→ **TASK REQUIREMENTS**: Images should be left out, and everything else in the listing reproduced exactly.
'''
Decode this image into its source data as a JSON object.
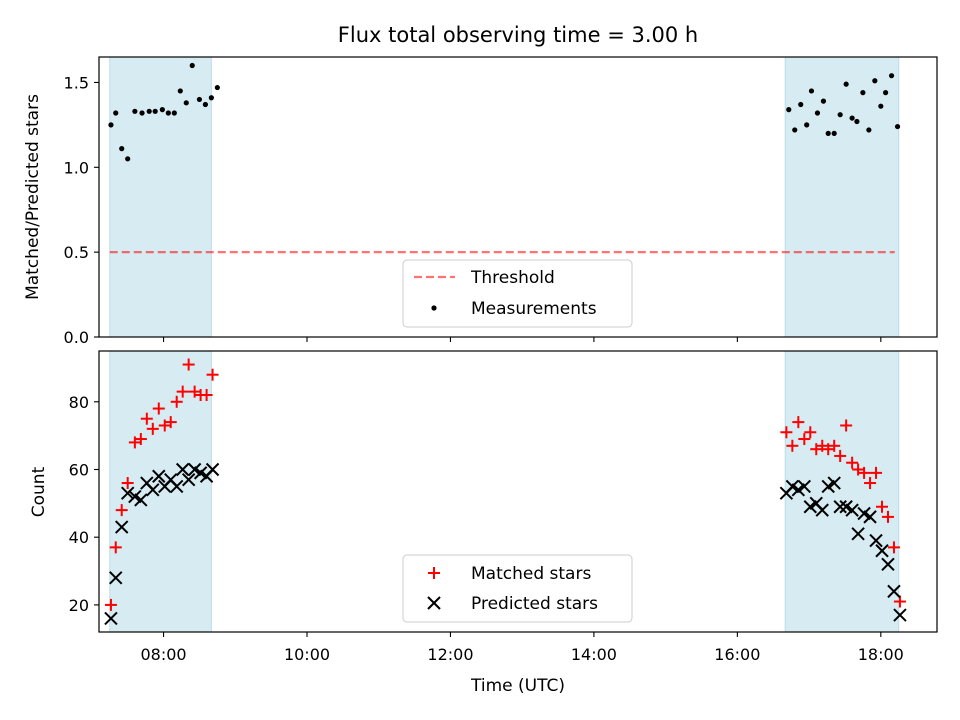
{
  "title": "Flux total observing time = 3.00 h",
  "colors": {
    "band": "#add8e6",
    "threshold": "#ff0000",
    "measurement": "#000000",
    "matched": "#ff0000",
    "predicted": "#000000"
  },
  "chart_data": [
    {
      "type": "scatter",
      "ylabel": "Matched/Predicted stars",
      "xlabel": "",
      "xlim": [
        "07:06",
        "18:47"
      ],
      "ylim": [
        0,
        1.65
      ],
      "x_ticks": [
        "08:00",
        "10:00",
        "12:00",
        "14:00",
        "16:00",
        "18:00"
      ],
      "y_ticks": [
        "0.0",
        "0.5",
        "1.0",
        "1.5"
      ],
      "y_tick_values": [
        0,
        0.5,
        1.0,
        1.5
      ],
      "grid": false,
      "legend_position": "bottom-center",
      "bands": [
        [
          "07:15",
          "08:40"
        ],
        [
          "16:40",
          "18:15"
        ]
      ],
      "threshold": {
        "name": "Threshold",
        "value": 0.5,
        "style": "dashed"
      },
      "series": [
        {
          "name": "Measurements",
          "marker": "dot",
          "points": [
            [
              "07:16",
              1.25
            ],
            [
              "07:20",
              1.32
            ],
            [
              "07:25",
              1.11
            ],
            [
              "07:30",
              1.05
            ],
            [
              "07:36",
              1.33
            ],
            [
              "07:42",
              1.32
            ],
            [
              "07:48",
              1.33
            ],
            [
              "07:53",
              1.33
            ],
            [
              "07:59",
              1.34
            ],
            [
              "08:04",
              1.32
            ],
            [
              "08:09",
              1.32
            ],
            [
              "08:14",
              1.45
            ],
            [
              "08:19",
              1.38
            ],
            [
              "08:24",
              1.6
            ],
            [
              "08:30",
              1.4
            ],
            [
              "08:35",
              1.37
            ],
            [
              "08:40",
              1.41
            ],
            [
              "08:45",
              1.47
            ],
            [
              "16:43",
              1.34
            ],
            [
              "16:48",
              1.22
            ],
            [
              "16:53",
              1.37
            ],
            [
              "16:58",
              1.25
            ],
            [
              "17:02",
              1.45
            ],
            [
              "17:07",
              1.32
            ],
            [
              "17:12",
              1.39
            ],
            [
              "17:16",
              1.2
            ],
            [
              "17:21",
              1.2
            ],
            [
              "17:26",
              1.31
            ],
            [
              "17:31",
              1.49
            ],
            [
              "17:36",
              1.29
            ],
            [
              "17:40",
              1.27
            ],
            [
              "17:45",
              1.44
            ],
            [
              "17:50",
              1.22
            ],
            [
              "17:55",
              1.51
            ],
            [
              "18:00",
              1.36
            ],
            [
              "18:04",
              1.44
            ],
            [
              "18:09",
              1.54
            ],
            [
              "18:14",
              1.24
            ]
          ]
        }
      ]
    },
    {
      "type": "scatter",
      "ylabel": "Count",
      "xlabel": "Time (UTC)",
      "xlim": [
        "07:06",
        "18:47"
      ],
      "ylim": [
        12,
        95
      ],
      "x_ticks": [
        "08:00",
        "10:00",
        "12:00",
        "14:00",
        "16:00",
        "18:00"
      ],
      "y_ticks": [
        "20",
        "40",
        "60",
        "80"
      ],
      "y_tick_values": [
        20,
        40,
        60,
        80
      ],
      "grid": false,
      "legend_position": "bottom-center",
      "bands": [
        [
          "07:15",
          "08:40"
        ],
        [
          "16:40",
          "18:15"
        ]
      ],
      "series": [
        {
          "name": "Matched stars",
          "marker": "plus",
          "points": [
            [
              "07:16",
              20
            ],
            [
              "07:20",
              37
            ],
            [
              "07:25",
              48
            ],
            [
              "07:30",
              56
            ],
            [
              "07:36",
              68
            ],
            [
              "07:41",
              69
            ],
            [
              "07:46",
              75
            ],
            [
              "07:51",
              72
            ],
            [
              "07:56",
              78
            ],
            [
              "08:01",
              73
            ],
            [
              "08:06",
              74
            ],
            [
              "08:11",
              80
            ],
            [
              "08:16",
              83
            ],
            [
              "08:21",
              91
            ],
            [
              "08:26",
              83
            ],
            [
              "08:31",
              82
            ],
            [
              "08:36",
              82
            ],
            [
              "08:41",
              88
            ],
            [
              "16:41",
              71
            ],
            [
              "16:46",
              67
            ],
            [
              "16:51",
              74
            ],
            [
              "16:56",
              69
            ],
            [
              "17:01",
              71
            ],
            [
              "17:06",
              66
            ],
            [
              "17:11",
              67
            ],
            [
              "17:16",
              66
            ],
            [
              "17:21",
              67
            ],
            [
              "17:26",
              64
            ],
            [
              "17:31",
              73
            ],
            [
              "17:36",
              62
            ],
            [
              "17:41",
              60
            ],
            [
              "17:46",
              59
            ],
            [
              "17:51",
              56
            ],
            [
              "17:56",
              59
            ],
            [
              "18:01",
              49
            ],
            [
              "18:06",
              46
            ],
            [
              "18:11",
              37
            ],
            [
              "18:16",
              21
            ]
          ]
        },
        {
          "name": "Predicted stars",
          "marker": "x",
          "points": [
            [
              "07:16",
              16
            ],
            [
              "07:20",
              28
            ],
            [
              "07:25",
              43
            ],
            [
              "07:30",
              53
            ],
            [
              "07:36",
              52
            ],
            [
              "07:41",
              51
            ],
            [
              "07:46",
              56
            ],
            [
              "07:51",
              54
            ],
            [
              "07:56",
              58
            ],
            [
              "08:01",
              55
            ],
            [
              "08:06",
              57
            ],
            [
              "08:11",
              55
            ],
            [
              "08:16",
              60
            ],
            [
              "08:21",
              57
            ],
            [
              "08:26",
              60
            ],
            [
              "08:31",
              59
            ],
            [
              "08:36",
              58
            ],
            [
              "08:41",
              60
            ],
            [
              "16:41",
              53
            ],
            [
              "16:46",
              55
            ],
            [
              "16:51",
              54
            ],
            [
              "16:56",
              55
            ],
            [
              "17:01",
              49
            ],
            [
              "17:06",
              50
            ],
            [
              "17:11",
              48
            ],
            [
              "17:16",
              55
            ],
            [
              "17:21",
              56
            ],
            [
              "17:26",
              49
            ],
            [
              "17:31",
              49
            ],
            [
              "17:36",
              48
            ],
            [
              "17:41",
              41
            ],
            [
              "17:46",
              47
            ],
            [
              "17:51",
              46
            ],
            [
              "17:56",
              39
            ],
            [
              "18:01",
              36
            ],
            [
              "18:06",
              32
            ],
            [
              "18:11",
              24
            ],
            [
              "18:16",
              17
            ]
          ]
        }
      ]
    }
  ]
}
'''
→ **SOLUTION TO THIS EXERCISE**:
Decode this image into its source data as a JSON object.
{
  "title": "Flux total observing time = 3.00 h",
  "colors": {
    "band": "#add8e6",
    "threshold": "#ff0000",
    "measurement": "#000000",
    "matched": "#ff0000",
    "predicted": "#000000"
  },
  "chart_data": [
    {
      "type": "scatter",
      "ylabel": "Matched/Predicted stars",
      "xlabel": "",
      "xlim": [
        "07:06",
        "18:47"
      ],
      "ylim": [
        0,
        1.65
      ],
      "x_ticks": [
        "08:00",
        "10:00",
        "12:00",
        "14:00",
        "16:00",
        "18:00"
      ],
      "y_ticks": [
        "0.0",
        "0.5",
        "1.0",
        "1.5"
      ],
      "y_tick_values": [
        0,
        0.5,
        1.0,
        1.5
      ],
      "grid": false,
      "legend_position": "bottom-center",
      "bands": [
        [
          "07:15",
          "08:40"
        ],
        [
          "16:40",
          "18:15"
        ]
      ],
      "threshold": {
        "name": "Threshold",
        "value": 0.5,
        "style": "dashed"
      },
      "series": [
        {
          "name": "Measurements",
          "marker": "dot",
          "points": [
            [
              "07:16",
              1.25
            ],
            [
              "07:20",
              1.32
            ],
            [
              "07:25",
              1.11
            ],
            [
              "07:30",
              1.05
            ],
            [
              "07:36",
              1.33
            ],
            [
              "07:42",
              1.32
            ],
            [
              "07:48",
              1.33
            ],
            [
              "07:53",
              1.33
            ],
            [
              "07:59",
              1.34
            ],
            [
              "08:04",
              1.32
            ],
            [
              "08:09",
              1.32
            ],
            [
              "08:14",
              1.45
            ],
            [
              "08:19",
              1.38
            ],
            [
              "08:24",
              1.6
            ],
            [
              "08:30",
              1.4
            ],
            [
              "08:35",
              1.37
            ],
            [
              "08:40",
              1.41
            ],
            [
              "08:45",
              1.47
            ],
            [
              "16:43",
              1.34
            ],
            [
              "16:48",
              1.22
            ],
            [
              "16:53",
              1.37
            ],
            [
              "16:58",
              1.25
            ],
            [
              "17:02",
              1.45
            ],
            [
              "17:07",
              1.32
            ],
            [
              "17:12",
              1.39
            ],
            [
              "17:16",
              1.2
            ],
            [
              "17:21",
              1.2
            ],
            [
              "17:26",
              1.31
            ],
            [
              "17:31",
              1.49
            ],
            [
              "17:36",
              1.29
            ],
            [
              "17:40",
              1.27
            ],
            [
              "17:45",
              1.44
            ],
            [
              "17:50",
              1.22
            ],
            [
              "17:55",
              1.51
            ],
            [
              "18:00",
              1.36
            ],
            [
              "18:04",
              1.44
            ],
            [
              "18:09",
              1.54
            ],
            [
              "18:14",
              1.24
            ]
          ]
        }
      ]
    },
    {
      "type": "scatter",
      "ylabel": "Count",
      "xlabel": "Time (UTC)",
      "xlim": [
        "07:06",
        "18:47"
      ],
      "ylim": [
        12,
        95
      ],
      "x_ticks": [
        "08:00",
        "10:00",
        "12:00",
        "14:00",
        "16:00",
        "18:00"
      ],
      "y_ticks": [
        "20",
        "40",
        "60",
        "80"
      ],
      "y_tick_values": [
        20,
        40,
        60,
        80
      ],
      "grid": false,
      "legend_position": "bottom-center",
      "bands": [
        [
          "07:15",
          "08:40"
        ],
        [
          "16:40",
          "18:15"
        ]
      ],
      "series": [
        {
          "name": "Matched stars",
          "marker": "plus",
          "points": [
            [
              "07:16",
              20
            ],
            [
              "07:20",
              37
            ],
            [
              "07:25",
              48
            ],
            [
              "07:30",
              56
            ],
            [
              "07:36",
              68
            ],
            [
              "07:41",
              69
            ],
            [
              "07:46",
              75
            ],
            [
              "07:51",
              72
            ],
            [
              "07:56",
              78
            ],
            [
              "08:01",
              73
            ],
            [
              "08:06",
              74
            ],
            [
              "08:11",
              80
            ],
            [
              "08:16",
              83
            ],
            [
              "08:21",
              91
            ],
            [
              "08:26",
              83
            ],
            [
              "08:31",
              82
            ],
            [
              "08:36",
              82
            ],
            [
              "08:41",
              88
            ],
            [
              "16:41",
              71
            ],
            [
              "16:46",
              67
            ],
            [
              "16:51",
              74
            ],
            [
              "16:56",
              69
            ],
            [
              "17:01",
              71
            ],
            [
              "17:06",
              66
            ],
            [
              "17:11",
              67
            ],
            [
              "17:16",
              66
            ],
            [
              "17:21",
              67
            ],
            [
              "17:26",
              64
            ],
            [
              "17:31",
              73
            ],
            [
              "17:36",
              62
            ],
            [
              "17:41",
              60
            ],
            [
              "17:46",
              59
            ],
            [
              "17:51",
              56
            ],
            [
              "17:56",
              59
            ],
            [
              "18:01",
              49
            ],
            [
              "18:06",
              46
            ],
            [
              "18:11",
              37
            ],
            [
              "18:16",
              21
            ]
          ]
        },
        {
          "name": "Predicted stars",
          "marker": "x",
          "points": [
            [
              "07:16",
              16
            ],
            [
              "07:20",
              28
            ],
            [
              "07:25",
              43
            ],
            [
              "07:30",
              53
            ],
            [
              "07:36",
              52
            ],
            [
              "07:41",
              51
            ],
            [
              "07:46",
              56
            ],
            [
              "07:51",
              54
            ],
            [
              "07:56",
              58
            ],
            [
              "08:01",
              55
            ],
            [
              "08:06",
              57
            ],
            [
              "08:11",
              55
            ],
            [
              "08:16",
              60
            ],
            [
              "08:21",
              57
            ],
            [
              "08:26",
              60
            ],
            [
              "08:31",
              59
            ],
            [
              "08:36",
              58
            ],
            [
              "08:41",
              60
            ],
            [
              "16:41",
              53
            ],
            [
              "16:46",
              55
            ],
            [
              "16:51",
              54
            ],
            [
              "16:56",
              55
            ],
            [
              "17:01",
              49
            ],
            [
              "17:06",
              50
            ],
            [
              "17:11",
              48
            ],
            [
              "17:16",
              55
            ],
            [
              "17:21",
              56
            ],
            [
              "17:26",
              49
            ],
            [
              "17:31",
              49
            ],
            [
              "17:36",
              48
            ],
            [
              "17:41",
              41
            ],
            [
              "17:46",
              47
            ],
            [
              "17:51",
              46
            ],
            [
              "17:56",
              39
            ],
            [
              "18:01",
              36
            ],
            [
              "18:06",
              32
            ],
            [
              "18:11",
              24
            ],
            [
              "18:16",
              17
            ]
          ]
        }
      ]
    }
  ]
}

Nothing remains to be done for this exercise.